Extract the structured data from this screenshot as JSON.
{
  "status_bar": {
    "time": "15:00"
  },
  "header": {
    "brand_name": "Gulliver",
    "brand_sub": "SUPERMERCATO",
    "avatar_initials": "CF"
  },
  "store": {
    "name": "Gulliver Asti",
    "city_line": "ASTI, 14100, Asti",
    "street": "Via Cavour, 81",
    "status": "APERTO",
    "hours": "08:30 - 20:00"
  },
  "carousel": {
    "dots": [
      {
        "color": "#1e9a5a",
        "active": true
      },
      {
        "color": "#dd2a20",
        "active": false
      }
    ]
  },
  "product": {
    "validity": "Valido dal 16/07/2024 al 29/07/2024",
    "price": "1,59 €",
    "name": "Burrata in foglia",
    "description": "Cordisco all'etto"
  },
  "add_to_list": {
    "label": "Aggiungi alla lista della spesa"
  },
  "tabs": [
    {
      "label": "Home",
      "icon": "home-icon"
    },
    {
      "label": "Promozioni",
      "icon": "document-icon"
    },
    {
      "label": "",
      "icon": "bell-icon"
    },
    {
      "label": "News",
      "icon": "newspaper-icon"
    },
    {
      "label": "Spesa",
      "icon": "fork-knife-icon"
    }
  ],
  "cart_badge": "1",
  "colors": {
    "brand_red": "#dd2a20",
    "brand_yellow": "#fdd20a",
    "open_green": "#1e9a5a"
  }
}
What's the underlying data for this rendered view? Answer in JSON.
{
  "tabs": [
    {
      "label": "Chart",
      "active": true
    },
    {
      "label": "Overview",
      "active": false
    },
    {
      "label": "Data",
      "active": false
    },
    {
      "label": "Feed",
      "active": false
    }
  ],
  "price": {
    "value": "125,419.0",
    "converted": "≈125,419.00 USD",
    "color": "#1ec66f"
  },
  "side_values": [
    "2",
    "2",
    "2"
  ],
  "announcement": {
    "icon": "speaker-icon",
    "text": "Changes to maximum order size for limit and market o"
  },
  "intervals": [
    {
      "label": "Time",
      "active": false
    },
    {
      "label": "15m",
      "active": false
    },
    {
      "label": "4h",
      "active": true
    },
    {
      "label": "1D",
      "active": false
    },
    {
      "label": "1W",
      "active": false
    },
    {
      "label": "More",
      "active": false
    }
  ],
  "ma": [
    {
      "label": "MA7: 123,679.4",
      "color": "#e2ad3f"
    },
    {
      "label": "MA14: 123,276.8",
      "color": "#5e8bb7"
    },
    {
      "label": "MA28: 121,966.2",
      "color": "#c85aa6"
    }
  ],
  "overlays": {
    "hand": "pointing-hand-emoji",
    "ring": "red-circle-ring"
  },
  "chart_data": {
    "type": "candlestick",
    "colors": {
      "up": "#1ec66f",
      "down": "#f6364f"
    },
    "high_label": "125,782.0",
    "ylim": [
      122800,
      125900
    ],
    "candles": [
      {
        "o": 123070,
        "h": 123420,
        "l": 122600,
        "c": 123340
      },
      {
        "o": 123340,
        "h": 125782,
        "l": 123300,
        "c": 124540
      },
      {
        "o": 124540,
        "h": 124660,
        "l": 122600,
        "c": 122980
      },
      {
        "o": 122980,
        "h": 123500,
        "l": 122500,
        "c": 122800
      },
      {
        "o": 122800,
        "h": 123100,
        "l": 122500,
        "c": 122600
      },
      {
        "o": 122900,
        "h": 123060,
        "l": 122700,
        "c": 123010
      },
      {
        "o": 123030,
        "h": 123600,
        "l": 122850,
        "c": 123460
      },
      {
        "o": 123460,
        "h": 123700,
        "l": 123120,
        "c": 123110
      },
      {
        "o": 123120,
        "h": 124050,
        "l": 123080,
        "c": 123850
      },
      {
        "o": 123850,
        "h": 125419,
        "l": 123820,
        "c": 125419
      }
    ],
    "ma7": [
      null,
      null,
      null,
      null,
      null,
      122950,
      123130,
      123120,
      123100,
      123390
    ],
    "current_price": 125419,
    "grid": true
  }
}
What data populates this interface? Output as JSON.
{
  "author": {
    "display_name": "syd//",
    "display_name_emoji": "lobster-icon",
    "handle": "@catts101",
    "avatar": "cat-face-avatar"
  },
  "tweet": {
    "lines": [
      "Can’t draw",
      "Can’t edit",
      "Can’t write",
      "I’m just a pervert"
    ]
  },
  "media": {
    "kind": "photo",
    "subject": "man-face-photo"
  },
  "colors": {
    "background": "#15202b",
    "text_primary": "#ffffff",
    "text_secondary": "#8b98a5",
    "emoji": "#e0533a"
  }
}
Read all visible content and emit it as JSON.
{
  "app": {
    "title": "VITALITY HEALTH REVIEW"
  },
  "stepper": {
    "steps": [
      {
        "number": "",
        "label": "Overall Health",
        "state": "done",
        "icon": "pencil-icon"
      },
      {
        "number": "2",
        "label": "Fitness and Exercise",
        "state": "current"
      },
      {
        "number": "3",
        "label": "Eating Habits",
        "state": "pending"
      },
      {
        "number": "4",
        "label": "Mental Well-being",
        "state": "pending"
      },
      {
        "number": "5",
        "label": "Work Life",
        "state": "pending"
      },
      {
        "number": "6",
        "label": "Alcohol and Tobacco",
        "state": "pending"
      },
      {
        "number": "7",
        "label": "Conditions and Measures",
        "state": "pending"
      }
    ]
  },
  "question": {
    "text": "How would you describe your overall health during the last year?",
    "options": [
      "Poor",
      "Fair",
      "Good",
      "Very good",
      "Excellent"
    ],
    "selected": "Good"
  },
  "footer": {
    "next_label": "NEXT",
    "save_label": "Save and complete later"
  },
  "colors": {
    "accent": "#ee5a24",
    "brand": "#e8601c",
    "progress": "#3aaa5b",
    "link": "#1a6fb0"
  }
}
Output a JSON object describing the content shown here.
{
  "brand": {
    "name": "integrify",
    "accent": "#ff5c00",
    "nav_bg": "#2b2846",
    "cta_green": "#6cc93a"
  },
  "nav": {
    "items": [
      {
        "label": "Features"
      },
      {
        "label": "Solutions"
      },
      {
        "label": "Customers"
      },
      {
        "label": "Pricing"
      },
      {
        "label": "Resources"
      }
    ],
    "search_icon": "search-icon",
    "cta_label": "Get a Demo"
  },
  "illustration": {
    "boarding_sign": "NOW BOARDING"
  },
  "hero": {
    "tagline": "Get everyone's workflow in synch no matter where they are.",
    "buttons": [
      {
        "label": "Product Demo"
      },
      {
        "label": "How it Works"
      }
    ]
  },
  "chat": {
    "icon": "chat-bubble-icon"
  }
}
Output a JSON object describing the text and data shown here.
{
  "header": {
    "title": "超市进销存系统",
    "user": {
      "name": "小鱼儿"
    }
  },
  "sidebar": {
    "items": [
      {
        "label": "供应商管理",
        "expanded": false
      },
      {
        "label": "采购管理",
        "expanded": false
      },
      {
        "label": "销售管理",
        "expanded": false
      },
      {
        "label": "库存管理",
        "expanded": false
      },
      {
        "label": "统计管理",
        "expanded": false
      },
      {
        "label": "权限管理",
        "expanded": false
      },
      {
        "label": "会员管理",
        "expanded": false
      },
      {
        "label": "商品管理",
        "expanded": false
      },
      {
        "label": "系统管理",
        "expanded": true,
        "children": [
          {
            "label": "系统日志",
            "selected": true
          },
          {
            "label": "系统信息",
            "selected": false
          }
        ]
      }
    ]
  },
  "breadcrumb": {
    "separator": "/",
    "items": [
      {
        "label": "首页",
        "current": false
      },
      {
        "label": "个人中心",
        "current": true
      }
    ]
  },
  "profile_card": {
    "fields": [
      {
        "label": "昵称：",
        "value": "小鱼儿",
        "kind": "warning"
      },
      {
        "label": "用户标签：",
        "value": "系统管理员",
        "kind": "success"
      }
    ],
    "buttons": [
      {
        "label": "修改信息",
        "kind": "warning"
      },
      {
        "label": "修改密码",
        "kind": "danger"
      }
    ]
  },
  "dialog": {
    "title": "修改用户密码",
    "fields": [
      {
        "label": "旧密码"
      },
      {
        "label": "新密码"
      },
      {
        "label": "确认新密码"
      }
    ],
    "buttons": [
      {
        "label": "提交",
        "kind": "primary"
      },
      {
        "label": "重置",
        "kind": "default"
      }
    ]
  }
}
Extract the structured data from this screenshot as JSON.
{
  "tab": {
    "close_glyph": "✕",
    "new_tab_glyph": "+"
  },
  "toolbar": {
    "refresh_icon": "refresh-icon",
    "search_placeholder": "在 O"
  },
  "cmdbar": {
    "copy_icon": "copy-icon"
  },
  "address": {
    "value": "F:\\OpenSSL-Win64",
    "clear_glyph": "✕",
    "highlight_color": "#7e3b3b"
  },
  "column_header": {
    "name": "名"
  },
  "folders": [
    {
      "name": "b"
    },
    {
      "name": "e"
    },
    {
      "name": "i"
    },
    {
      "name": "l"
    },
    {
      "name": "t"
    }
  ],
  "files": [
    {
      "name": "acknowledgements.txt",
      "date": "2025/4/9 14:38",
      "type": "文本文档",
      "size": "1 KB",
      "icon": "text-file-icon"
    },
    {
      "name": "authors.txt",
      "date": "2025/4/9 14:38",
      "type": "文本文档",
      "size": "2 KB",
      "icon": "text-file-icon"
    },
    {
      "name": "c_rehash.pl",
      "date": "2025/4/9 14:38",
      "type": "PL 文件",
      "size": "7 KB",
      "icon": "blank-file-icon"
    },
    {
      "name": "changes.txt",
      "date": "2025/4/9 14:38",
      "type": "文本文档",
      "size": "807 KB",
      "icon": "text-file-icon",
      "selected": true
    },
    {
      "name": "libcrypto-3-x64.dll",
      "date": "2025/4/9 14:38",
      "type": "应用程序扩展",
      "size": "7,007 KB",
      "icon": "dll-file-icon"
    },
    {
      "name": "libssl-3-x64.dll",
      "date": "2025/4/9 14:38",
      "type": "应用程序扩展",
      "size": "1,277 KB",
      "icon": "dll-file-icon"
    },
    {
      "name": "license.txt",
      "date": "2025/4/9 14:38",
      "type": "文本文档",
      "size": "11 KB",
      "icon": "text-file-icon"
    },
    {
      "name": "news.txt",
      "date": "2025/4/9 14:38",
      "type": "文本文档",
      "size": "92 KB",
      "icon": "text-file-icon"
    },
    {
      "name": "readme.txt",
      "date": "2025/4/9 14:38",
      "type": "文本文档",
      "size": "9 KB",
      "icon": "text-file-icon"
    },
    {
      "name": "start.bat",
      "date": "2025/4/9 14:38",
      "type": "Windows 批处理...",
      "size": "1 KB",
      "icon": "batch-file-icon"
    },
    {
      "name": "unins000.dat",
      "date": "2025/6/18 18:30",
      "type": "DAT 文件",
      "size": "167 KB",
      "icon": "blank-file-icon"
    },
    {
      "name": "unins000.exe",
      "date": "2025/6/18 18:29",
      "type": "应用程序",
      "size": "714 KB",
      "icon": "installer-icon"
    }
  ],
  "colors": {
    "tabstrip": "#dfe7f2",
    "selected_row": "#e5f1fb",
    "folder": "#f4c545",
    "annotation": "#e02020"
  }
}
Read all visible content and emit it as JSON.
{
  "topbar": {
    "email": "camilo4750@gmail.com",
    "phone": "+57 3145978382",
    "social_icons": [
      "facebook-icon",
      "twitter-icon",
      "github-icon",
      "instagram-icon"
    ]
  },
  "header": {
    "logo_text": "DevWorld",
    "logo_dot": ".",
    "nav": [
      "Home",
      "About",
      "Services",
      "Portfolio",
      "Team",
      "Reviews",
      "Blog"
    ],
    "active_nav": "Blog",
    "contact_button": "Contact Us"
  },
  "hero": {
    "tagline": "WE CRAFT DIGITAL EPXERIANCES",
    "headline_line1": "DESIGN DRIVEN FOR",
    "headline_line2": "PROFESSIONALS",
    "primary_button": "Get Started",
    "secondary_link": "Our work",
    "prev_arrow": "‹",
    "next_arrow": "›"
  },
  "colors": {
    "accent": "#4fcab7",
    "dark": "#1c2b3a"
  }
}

*Aim*:
Looking at the data above, show all lines where the word "Demo" occurs.

*Reply to the exercise*:
    "cta_label": "Get a Demo"
        "label": "Product Demo"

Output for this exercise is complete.